AIM —
Here are some records. Copy each one exactly.

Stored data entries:
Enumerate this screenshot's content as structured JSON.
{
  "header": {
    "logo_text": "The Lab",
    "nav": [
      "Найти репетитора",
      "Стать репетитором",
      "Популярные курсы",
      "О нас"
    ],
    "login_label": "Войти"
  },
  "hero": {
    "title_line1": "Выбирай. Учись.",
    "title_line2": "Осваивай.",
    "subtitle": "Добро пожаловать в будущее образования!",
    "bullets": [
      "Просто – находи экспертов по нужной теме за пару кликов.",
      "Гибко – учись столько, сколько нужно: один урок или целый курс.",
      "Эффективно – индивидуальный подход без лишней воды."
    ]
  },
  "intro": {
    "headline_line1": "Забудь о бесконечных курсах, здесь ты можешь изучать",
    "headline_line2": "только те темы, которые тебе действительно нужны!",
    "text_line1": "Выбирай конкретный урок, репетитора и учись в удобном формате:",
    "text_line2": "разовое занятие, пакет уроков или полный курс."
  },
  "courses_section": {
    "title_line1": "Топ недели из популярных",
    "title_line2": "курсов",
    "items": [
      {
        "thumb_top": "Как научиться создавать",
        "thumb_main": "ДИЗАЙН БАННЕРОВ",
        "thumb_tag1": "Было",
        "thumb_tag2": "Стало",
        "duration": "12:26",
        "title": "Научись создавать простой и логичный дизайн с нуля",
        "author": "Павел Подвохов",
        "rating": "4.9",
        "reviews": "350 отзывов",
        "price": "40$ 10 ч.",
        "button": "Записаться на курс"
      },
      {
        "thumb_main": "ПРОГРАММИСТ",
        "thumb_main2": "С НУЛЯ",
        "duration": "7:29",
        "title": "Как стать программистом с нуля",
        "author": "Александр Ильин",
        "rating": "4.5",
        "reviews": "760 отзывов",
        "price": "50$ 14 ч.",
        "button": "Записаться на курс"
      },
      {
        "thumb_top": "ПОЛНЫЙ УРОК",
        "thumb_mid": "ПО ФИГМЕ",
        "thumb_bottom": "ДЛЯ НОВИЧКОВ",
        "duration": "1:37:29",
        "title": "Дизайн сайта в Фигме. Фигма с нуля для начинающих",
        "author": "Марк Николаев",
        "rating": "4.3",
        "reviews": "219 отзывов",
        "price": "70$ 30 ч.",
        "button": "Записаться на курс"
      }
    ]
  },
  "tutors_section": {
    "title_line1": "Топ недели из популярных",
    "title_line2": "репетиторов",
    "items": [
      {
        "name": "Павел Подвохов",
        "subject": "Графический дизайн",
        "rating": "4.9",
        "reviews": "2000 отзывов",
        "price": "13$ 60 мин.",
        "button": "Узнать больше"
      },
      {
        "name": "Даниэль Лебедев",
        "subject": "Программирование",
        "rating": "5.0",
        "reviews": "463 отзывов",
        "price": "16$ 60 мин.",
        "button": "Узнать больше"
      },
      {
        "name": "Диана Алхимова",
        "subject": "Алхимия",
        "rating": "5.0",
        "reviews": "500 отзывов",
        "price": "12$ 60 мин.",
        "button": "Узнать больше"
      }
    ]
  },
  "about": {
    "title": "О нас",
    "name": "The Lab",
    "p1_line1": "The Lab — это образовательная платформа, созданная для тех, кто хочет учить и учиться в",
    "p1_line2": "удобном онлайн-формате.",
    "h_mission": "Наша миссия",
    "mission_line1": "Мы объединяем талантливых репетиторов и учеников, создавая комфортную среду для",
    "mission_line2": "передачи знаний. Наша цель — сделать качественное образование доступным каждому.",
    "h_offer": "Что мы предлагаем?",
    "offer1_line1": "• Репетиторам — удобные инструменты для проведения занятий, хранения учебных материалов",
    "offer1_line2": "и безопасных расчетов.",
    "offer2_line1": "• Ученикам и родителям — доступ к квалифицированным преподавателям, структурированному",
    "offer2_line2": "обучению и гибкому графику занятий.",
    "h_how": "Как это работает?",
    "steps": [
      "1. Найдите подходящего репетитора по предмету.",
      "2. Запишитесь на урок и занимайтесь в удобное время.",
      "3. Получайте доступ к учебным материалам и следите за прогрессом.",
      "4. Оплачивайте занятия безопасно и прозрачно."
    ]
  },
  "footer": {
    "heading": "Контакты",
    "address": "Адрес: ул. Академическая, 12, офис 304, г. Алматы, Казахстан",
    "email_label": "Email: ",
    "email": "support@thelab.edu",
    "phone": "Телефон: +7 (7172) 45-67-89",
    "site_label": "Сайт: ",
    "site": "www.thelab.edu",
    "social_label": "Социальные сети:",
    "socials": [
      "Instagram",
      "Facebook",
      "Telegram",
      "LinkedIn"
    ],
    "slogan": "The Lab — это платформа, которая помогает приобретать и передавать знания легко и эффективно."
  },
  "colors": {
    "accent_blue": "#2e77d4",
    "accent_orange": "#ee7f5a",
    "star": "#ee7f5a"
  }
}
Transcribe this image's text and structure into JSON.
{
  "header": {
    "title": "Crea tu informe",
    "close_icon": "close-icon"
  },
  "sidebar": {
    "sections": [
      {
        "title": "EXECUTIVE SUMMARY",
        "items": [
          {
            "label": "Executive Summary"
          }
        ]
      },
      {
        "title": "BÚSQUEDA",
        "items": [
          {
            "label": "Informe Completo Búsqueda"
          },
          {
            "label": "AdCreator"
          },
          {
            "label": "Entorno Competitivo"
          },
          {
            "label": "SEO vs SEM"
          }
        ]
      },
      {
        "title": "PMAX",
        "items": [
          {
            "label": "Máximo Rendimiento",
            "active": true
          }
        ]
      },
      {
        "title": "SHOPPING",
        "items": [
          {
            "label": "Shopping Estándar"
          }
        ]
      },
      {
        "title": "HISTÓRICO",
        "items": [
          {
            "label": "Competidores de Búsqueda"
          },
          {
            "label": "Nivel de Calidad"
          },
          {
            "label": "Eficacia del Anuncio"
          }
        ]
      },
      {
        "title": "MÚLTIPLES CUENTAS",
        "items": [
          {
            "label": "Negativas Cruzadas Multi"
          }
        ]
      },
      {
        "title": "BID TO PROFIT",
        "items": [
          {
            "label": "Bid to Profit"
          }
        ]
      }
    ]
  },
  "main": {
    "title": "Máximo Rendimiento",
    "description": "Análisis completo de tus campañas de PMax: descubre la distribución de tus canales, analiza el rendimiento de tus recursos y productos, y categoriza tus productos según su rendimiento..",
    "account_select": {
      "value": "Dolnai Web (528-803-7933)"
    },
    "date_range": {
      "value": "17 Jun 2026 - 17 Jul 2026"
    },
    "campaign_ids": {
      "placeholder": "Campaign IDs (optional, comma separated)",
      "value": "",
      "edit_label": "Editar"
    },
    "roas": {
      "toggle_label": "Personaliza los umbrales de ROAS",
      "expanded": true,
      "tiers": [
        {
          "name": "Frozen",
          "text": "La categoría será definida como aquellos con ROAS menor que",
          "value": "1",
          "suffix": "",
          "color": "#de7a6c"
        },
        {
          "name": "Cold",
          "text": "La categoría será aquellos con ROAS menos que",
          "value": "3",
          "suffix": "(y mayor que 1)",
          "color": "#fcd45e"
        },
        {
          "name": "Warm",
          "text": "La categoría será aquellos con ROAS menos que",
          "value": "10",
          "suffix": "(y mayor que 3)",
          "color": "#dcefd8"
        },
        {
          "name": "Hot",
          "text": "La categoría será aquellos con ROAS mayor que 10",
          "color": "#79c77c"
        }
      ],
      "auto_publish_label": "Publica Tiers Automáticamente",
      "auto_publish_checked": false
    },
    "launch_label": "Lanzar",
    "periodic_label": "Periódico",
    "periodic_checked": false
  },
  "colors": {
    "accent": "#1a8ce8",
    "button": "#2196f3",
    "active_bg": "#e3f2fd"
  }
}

COMPLETE OUTPUT —
Enumerate this screenshot's content as structured JSON.
{
  "header": {
    "logo_text": "The Lab",
    "nav": [
      "Найти репетитора",
      "Стать репетитором",
      "Популярные курсы",
      "О нас"
    ],
    "login_label": "Войти"
  },
  "hero": {
    "title_line1": "Выбирай. Учись.",
    "title_line2": "Осваивай.",
    "subtitle": "Добро пожаловать в будущее образования!",
    "bullets": [
      "Просто – находи экспертов по нужной теме за пару кликов.",
      "Гибко – учись столько, сколько нужно: один урок или целый курс.",
      "Эффективно – индивидуальный подход без лишней воды."
    ]
  },
  "intro": {
    "headline_line1": "Забудь о бесконечных курсах, здесь ты можешь изучать",
    "headline_line2": "только те темы, которые тебе действительно нужны!",
    "text_line1": "Выбирай конкретный урок, репетитора и учись в удобном формате:",
    "text_line2": "разовое занятие, пакет уроков или полный курс."
  },
  "courses_section": {
    "title_line1": "Топ недели из популярных",
    "title_line2": "курсов",
    "items": [
      {
        "thumb_top": "Как научиться создавать",
        "thumb_main": "ДИЗАЙН БАННЕРОВ",
        "thumb_tag1": "Было",
        "thumb_tag2": "Стало",
        "duration": "12:26",
        "title": "Научись создавать простой и логичный дизайн с нуля",
        "author": "Павел Подвохов",
        "rating": "4.9",
        "reviews": "350 отзывов",
        "price": "40$ 10 ч.",
        "button": "Записаться на курс"
      },
      {
        "thumb_main": "ПРОГРАММИСТ",
        "thumb_main2": "С НУЛЯ",
        "duration": "7:29",
        "title": "Как стать программистом с нуля",
        "author": "Александр Ильин",
        "rating": "4.5",
        "reviews": "760 отзывов",
        "price": "50$ 14 ч.",
        "button": "Записаться на курс"
      },
      {
        "thumb_top": "ПОЛНЫЙ УРОК",
        "thumb_mid": "ПО ФИГМЕ",
        "thumb_bottom": "ДЛЯ НОВИЧКОВ",
        "duration": "1:37:29",
        "title": "Дизайн сайта в Фигме. Фигма с нуля для начинающих",
        "author": "Марк Николаев",
        "rating": "4.3",
        "reviews": "219 отзывов",
        "price": "70$ 30 ч.",
        "button": "Записаться на курс"
      }
    ]
  },
  "tutors_section": {
    "title_line1": "Топ недели из популярных",
    "title_line2": "репетиторов",
    "items": [
      {
        "name": "Павел Подвохов",
        "subject": "Графический дизайн",
        "rating": "4.9",
        "reviews": "2000 отзывов",
        "price": "13$ 60 мин.",
        "button": "Узнать больше"
      },
      {
        "name": "Даниэль Лебедев",
        "subject": "Программирование",
        "rating": "5.0",
        "reviews": "463 отзывов",
        "price": "16$ 60 мин.",
        "button": "Узнать больше"
      },
      {
        "name": "Диана Алхимова",
        "subject": "Алхимия",
        "rating": "5.0",
        "reviews": "500 отзывов",
        "price": "12$ 60 мин.",
        "button": "Узнать больше"
      }
    ]
  },
  "about": {
    "title": "О нас",
    "name": "The Lab",
    "p1_line1": "The Lab — это образовательная платформа, созданная для тех, кто хочет учить и учиться в",
    "p1_line2": "удобном онлайн-формате.",
    "h_mission": "Наша миссия",
    "mission_line1": "Мы объединяем талантливых репетиторов и учеников, создавая комфортную среду для",
    "mission_line2": "передачи знаний. Наша цель — сделать качественное образование доступным каждому.",
    "h_offer": "Что мы предлагаем?",
    "offer1_line1": "• Репетиторам — удобные инструменты для проведения занятий, хранения учебных материалов",
    "offer1_line2": "и безопасных расчетов.",
    "offer2_line1": "• Ученикам и родителям — доступ к квалифицированным преподавателям, структурированному",
    "offer2_line2": "обучению и гибкому графику занятий.",
    "h_how": "Как это работает?",
    "steps": [
      "1. Найдите подходящего репетитора по предмету.",
      "2. Запишитесь на урок и занимайтесь в удобное время.",
      "3. Получайте доступ к учебным материалам и следите за прогрессом.",
      "4. Оплачивайте занятия безопасно и прозрачно."
    ]
  },
  "footer": {
    "heading": "Контакты",
    "address": "Адрес: ул. Академическая, 12, офис 304, г. Алматы, Казахстан",
    "email_label": "Email: ",
    "email": "support@thelab.edu",
    "phone": "Телефон: +7 (7172) 45-67-89",
    "site_label": "Сайт: ",
    "site": "www.thelab.edu",
    "social_label": "Социальные сети:",
    "socials": [
      "Instagram",
      "Facebook",
      "Telegram",
      "LinkedIn"
    ],
    "slogan": "The Lab — это платформа, которая помогает приобретать и передавать знания легко и эффективно."
  },
  "colors": {
    "accent_blue": "#2e77d4",
    "accent_orange": "#ee7f5a",
    "star": "#ee7f5a"
  }
}
Transcribe this image's text and structure into JSON.
{
  "header": {
    "title": "Crea tu informe",
    "close_icon": "close-icon"
  },
  "sidebar": {
    "sections": [
      {
        "title": "EXECUTIVE SUMMARY",
        "items": [
          {
            "label": "Executive Summary"
          }
        ]
      },
      {
        "title": "BÚSQUEDA",
        "items": [
          {
            "label": "Informe Completo Búsqueda"
          },
          {
            "label": "AdCreator"
          },
          {
            "label": "Entorno Competitivo"
          },
          {
            "label": "SEO vs SEM"
          }
        ]
      },
      {
        "title": "PMAX",
        "items": [
          {
            "label": "Máximo Rendimiento",
            "active": true
          }
        ]
      },
      {
        "title": "SHOPPING",
        "items": [
          {
            "label": "Shopping Estándar"
          }
        ]
      },
      {
        "title": "HISTÓRICO",
        "items": [
          {
            "label": "Competidores de Búsqueda"
          },
          {
            "label": "Nivel de Calidad"
          },
          {
            "label": "Eficacia del Anuncio"
          }
        ]
      },
      {
        "title": "MÚLTIPLES CUENTAS",
        "items": [
          {
            "label": "Negativas Cruzadas Multi"
          }
        ]
      },
      {
        "title": "BID TO PROFIT",
        "items": [
          {
            "label": "Bid to Profit"
          }
        ]
      }
    ]
  },
  "main": {
    "title": "Máximo Rendimiento",
    "description": "Análisis completo de tus campañas de PMax: descubre la distribución de tus canales, analiza el rendimiento de tus recursos y productos, y categoriza tus productos según su rendimiento..",
    "account_select": {
      "value": "Dolnai Web (528-803-7933)"
    },
    "date_range": {
      "value": "17 Jun 2026 - 17 Jul 2026"
    },
    "campaign_ids": {
      "placeholder": "Campaign IDs (optional, comma separated)",
      "value": "",
      "edit_label": "Editar"
    },
    "roas": {
      "toggle_label": "Personaliza los umbrales de ROAS",
      "expanded": true,
      "tiers": [
        {
          "name": "Frozen",
          "text": "La categoría será definida como aquellos con ROAS menor que",
          "value": "1",
          "suffix": "",
          "color": "#de7a6c"
        },
        {
          "name": "Cold",
          "text": "La categoría será aquellos con ROAS menos que",
          "value": "3",
          "suffix": "(y mayor que 1)",
          "color": "#fcd45e"
        },
        {
          "name": "Warm",
          "text": "La categoría será aquellos con ROAS menos que",
          "value": "10",
          "suffix": "(y mayor que 3)",
          "color": "#dcefd8"
        },
        {
          "name": "Hot",
          "text": "La categoría será aquellos con ROAS mayor que 10",
          "color": "#79c77c"
        }
      ],
      "auto_publish_label": "Publica Tiers Automáticamente",
      "auto_publish_checked": false
    },
    "launch_label": "Lanzar",
    "periodic_label": "Periódico",
    "periodic_checked": false
  },
  "colors": {
    "accent": "#1a8ce8",
    "button": "#2196f3",
    "active_bg": "#e3f2fd"
  }
}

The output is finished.